-- Recorded data --
'''
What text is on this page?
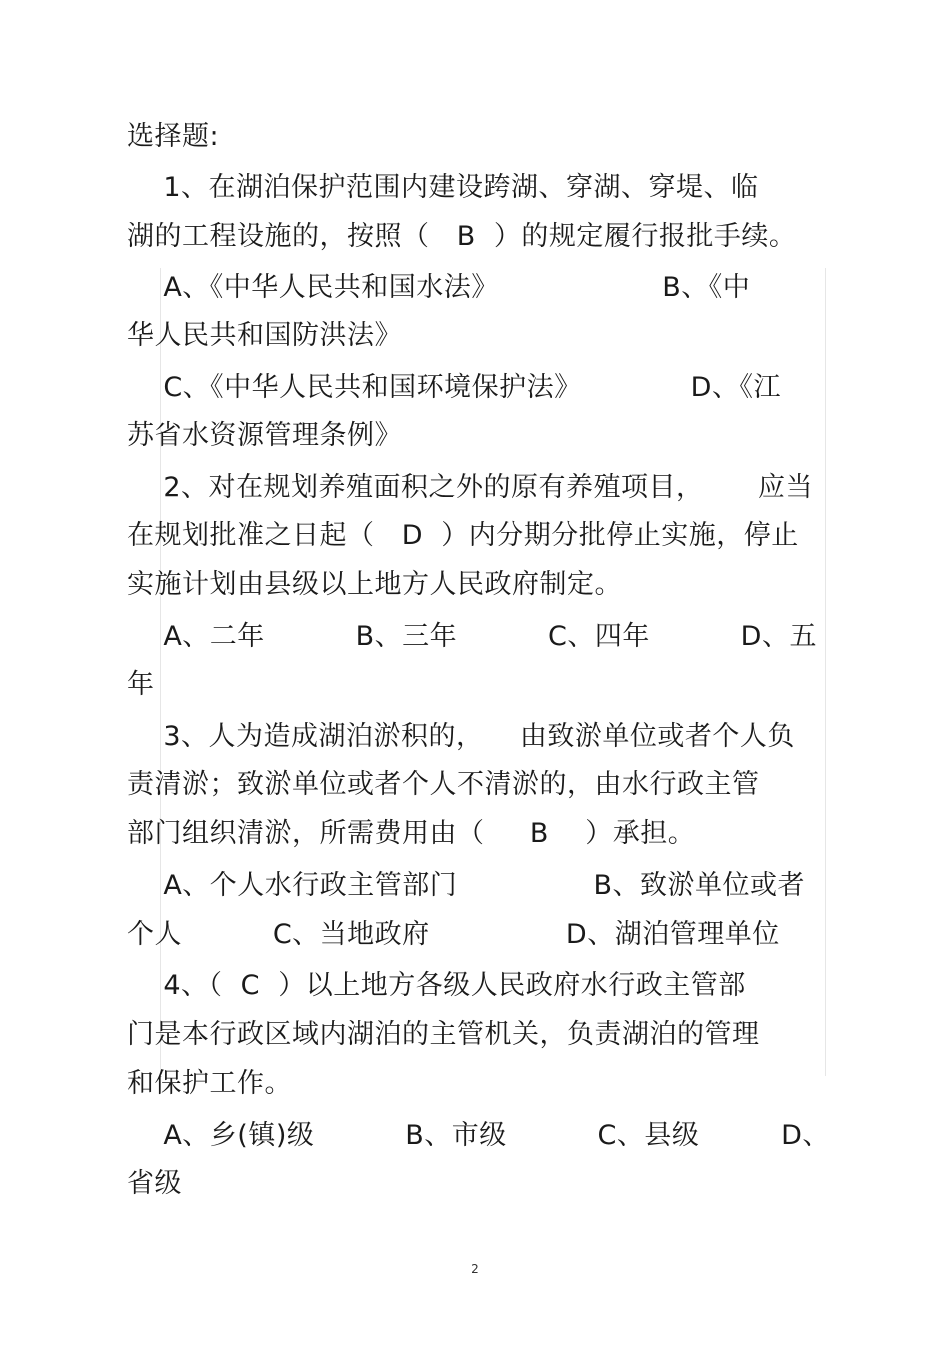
选择题:
1、在湖泊保护范围内建设跨湖、穿湖、穿堤、临
湖的工程设施的，按照（   B  ）的规定履行报批手续。
A、《中华人民共和国水法》                  B、《中
华人民共和国防洪法》
C、《中华人民共和国环境保护法》            D、《江
苏省水资源管理条例》
2、对在规划养殖面积之外的原有养殖项目，      应当
在规划批准之日起（   D  ）内分期分批停止实施，停止
实施计划由县级以上地方人民政府制定。
A、二年          B、三年          C、四年          D、五
年
3、人为造成湖泊淤积的，    由致淤单位或者个人负
责清淤；致淤单位或者个人不清淤的，由水行政主管
部门组织清淤，所需费用由（     B    ）承担。
A、个人水行政主管部门               B、致淤单位或者
个人          C、当地政府               D、湖泊管理单位
4、（  C  ）以上地方各级人民政府水行政主管部
门是本行政区域内湖泊的主管机关，负责湖泊的管理
和保护工作。
A、乡(镇)级          B、市级          C、县级         D、
省级
2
'''
-- GIVEN REQUEST --
Extract the full listing above verbatim; pictures are to be left out of the copy.

-- SOLUTION TO THIS PROBLEM --
What text is on this page?
选择题:
1、在湖泊保护范围内建设跨湖、穿湖、穿堤、临
湖的工程设施的，按照（   B  ）的规定履行报批手续。
A、《中华人民共和国水法》                  B、《中
华人民共和国防洪法》
C、《中华人民共和国环境保护法》            D、《江
苏省水资源管理条例》
2、对在规划养殖面积之外的原有养殖项目，      应当
在规划批准之日起（   D  ）内分期分批停止实施，停止
实施计划由县级以上地方人民政府制定。
A、二年          B、三年          C、四年          D、五
年
3、人为造成湖泊淤积的，    由致淤单位或者个人负
责清淤；致淤单位或者个人不清淤的，由水行政主管
部门组织清淤，所需费用由（     B    ）承担。
A、个人水行政主管部门               B、致淤单位或者
个人          C、当地政府               D、湖泊管理单位
4、（  C  ）以上地方各级人民政府水行政主管部
门是本行政区域内湖泊的主管机关，负责湖泊的管理
和保护工作。
A、乡(镇)级          B、市级          C、县级         D、
省级
2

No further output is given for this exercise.